Out of the lines below, please list those that hold the string "Dewpoint".

>>

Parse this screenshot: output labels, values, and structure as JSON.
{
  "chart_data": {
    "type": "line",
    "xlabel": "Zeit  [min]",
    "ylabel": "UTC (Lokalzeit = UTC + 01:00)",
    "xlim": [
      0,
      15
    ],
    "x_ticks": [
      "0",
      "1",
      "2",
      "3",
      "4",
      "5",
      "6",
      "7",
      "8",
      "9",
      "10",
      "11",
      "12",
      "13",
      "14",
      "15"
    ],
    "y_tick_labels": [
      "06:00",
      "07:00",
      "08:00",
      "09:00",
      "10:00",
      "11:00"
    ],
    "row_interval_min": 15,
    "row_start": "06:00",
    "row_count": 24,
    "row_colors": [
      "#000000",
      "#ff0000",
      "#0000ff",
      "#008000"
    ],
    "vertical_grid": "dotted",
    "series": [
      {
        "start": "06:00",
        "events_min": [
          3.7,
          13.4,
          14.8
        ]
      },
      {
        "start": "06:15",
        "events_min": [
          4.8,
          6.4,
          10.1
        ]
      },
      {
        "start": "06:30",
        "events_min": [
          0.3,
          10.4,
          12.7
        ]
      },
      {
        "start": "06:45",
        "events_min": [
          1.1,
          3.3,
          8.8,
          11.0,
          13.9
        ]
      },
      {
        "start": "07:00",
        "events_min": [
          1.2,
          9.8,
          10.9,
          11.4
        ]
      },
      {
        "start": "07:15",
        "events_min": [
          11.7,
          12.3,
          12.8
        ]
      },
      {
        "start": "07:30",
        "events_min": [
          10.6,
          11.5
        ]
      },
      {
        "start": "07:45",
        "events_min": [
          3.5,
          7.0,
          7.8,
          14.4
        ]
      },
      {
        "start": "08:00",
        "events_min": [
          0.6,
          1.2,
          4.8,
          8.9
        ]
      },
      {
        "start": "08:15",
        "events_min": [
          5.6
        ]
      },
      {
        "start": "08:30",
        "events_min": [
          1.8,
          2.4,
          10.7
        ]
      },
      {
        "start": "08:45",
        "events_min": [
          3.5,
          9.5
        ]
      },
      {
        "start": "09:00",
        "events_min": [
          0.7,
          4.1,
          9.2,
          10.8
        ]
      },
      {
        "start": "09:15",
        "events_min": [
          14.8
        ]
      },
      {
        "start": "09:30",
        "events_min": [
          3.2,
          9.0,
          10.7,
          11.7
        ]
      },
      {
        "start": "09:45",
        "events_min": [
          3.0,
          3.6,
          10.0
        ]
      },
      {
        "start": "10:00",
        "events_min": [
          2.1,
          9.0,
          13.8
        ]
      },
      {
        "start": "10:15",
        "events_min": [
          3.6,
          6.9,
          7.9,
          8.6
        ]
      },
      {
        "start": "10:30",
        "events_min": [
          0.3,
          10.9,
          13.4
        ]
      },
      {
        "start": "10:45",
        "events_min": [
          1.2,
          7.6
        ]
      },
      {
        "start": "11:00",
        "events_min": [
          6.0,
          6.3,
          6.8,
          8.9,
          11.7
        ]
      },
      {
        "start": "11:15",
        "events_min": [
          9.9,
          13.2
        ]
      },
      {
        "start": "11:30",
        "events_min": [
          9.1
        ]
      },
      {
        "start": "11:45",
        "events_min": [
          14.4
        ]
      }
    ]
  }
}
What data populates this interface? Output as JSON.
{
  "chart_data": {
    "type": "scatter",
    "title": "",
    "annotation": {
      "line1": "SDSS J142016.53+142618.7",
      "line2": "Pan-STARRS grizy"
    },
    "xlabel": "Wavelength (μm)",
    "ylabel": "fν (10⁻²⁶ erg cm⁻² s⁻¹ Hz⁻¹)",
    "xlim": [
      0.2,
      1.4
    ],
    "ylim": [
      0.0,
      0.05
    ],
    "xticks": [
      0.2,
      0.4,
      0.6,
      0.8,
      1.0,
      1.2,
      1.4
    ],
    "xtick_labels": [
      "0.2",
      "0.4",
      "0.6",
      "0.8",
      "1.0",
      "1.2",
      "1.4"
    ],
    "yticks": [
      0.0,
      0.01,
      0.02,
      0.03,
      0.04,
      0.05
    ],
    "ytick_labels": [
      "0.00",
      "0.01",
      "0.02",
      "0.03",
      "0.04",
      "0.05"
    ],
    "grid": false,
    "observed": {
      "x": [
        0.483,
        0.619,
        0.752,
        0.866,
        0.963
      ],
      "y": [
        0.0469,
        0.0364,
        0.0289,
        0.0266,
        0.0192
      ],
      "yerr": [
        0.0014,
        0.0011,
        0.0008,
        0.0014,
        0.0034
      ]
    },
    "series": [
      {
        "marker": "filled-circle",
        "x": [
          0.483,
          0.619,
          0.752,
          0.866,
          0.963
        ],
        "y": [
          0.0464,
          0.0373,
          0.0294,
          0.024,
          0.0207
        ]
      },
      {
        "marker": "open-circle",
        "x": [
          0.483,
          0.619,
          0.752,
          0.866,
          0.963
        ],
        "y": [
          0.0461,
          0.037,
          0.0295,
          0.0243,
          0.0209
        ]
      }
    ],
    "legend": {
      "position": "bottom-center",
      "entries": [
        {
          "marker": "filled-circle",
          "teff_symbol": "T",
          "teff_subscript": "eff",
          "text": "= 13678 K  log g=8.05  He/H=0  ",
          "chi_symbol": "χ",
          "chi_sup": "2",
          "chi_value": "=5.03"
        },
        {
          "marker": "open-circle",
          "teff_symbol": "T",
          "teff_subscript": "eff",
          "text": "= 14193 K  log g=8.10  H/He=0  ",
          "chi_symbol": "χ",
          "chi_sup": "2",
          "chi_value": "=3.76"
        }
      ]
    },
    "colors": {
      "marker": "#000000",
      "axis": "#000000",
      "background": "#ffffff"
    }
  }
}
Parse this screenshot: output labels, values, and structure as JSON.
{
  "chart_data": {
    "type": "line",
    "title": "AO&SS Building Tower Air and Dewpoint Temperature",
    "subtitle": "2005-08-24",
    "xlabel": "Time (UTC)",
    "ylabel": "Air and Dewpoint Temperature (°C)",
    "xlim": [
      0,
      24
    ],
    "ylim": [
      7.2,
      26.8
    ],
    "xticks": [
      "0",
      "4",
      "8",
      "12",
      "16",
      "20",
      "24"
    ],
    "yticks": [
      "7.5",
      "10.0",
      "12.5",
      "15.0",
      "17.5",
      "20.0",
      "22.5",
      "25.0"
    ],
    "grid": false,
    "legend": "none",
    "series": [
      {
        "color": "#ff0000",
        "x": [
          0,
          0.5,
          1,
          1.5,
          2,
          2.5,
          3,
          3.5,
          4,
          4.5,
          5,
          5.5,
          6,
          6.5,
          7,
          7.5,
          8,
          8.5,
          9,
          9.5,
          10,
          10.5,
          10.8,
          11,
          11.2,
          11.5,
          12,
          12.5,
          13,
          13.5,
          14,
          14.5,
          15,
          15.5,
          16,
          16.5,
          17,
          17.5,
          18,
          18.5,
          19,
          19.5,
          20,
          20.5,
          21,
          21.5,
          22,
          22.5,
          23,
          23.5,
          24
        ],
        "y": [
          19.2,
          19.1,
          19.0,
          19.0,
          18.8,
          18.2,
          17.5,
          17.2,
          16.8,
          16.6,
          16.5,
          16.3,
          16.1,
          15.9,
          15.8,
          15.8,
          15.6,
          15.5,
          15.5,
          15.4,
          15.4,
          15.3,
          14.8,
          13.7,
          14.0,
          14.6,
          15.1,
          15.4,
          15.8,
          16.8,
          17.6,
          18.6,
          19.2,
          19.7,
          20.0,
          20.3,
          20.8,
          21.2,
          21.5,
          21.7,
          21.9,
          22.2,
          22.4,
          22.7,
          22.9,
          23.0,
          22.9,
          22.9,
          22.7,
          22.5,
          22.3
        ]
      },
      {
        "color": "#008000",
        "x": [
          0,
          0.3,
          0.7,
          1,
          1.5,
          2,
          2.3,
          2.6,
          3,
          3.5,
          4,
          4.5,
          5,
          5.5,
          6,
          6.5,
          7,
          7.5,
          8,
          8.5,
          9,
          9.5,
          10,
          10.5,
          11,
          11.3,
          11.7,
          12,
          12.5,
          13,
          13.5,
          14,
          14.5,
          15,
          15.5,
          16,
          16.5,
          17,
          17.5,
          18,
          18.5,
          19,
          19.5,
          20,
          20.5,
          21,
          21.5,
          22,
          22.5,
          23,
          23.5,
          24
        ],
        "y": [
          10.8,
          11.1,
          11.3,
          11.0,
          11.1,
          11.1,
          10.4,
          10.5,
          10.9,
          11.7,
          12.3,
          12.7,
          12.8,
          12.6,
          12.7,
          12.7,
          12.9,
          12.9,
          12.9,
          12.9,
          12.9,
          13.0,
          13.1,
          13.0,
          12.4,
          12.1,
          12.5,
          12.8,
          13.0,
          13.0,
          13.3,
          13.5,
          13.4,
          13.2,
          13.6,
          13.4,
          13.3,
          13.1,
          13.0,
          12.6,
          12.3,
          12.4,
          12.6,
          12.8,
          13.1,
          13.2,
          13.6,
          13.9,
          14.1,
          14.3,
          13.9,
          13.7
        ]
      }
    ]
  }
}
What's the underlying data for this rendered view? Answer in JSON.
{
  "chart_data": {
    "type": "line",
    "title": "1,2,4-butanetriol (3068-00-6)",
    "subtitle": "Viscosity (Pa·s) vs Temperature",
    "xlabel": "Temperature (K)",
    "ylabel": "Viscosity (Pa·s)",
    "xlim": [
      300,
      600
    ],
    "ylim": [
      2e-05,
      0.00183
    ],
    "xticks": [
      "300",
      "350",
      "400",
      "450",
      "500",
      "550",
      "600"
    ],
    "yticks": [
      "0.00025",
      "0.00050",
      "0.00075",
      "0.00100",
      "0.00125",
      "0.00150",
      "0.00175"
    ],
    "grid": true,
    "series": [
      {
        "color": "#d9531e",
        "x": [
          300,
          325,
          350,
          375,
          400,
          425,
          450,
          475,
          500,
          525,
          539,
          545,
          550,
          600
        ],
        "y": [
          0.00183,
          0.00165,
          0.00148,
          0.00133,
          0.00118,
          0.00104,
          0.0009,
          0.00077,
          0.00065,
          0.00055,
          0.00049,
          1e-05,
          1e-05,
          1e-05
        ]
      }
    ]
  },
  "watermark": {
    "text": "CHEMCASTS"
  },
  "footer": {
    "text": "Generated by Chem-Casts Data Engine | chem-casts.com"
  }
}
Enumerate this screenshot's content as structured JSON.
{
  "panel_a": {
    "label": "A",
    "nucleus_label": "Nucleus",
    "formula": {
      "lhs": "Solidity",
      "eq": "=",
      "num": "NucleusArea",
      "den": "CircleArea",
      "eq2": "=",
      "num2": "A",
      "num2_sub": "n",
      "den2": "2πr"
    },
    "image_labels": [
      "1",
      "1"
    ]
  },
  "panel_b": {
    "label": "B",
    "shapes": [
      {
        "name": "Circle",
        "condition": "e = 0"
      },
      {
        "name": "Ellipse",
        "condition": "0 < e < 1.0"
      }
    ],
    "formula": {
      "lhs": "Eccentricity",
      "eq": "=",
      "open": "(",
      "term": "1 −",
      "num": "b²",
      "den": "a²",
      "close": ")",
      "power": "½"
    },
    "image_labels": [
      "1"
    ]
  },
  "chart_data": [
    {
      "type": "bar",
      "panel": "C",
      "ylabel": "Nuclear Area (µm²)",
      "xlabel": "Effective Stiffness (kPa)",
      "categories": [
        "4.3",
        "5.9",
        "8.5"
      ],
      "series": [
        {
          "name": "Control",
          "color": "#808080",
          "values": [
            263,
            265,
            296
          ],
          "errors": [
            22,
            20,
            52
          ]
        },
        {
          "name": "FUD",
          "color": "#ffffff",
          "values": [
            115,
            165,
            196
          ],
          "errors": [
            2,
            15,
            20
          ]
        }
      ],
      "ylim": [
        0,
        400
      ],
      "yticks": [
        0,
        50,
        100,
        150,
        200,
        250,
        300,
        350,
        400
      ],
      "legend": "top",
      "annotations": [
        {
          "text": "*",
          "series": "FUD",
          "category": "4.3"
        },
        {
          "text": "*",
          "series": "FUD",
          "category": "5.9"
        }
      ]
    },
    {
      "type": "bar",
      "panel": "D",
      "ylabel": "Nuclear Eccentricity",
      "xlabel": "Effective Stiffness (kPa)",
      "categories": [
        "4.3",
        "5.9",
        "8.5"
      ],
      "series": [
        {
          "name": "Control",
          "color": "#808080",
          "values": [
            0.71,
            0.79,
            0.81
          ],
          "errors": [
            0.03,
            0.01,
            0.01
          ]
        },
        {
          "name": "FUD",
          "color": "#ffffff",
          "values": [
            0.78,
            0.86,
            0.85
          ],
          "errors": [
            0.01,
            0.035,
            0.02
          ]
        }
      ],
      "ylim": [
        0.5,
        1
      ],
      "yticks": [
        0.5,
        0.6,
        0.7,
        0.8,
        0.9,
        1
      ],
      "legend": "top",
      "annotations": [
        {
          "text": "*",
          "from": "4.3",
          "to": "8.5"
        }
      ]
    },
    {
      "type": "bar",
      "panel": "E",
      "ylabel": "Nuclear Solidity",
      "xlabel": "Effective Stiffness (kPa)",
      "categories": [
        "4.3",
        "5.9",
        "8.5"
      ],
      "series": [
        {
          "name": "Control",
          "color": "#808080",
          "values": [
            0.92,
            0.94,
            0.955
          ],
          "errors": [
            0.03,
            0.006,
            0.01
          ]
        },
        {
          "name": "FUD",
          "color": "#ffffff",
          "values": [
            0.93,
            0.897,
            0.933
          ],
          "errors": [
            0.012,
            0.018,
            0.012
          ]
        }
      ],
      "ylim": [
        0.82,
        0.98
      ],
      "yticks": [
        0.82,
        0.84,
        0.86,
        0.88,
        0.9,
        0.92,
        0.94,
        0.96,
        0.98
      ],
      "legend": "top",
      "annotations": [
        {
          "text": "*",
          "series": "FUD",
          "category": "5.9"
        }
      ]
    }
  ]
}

<<

Task result:
    "title": "AO&SS Building Tower Air and Dewpoint Temperature",
    "ylabel": "Air and Dewpoint Temperature (°C)",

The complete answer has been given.